Exercise task
Take each line containing the word "title" and copy it.

[START Stored data]

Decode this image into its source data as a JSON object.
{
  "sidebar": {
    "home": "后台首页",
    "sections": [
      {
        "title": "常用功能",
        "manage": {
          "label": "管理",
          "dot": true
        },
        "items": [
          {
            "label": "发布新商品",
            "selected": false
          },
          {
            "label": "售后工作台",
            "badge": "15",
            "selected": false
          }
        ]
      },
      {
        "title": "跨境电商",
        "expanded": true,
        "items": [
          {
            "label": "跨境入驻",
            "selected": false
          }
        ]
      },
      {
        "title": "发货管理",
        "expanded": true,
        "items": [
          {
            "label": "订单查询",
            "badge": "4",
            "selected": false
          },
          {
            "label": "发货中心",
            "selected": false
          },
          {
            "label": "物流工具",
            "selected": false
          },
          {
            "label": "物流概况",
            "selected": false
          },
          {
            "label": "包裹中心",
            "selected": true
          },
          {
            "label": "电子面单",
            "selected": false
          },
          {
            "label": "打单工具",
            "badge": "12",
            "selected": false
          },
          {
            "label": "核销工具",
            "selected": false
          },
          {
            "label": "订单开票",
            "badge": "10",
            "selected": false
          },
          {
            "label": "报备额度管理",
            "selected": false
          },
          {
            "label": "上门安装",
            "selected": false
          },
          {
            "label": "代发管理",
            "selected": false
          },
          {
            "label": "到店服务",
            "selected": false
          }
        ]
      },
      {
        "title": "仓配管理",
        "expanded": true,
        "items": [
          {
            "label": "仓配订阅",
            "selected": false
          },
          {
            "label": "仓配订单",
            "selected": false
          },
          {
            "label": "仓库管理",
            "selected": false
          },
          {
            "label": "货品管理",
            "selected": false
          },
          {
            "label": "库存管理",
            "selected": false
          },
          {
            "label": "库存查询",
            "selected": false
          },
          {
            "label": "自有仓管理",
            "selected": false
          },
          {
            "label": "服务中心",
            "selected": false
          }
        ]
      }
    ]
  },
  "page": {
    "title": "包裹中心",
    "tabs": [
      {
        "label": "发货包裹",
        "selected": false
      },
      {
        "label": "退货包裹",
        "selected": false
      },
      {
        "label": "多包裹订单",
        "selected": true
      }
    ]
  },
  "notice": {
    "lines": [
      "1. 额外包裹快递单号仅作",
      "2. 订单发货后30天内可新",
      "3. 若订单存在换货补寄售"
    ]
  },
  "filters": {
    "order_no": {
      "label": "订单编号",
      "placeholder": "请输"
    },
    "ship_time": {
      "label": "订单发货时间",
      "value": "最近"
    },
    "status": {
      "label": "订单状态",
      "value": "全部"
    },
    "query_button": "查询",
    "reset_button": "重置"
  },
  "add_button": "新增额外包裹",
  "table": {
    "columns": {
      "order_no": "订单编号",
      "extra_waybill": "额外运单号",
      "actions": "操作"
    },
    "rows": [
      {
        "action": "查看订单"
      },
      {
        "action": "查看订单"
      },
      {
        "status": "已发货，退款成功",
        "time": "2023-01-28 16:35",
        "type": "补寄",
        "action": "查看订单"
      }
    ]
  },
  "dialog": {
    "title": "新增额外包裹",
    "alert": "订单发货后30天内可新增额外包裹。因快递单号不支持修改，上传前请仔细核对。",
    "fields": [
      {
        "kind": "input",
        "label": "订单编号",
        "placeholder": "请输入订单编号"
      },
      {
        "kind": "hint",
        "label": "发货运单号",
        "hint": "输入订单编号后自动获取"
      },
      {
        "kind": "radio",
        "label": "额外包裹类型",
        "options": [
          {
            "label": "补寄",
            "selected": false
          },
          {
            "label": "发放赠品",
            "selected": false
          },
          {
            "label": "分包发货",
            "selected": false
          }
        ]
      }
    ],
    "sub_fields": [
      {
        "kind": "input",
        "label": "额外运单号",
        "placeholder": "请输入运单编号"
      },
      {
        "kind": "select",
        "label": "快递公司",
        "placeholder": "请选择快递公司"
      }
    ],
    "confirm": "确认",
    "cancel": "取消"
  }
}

[END Stored data]

Result for this task
        "title": "常用功能",
        "title": "跨境电商",
        "title": "发货管理",
        "title": "仓配管理",
    "title": "包裹中心",
    "title": "新增额外包裹",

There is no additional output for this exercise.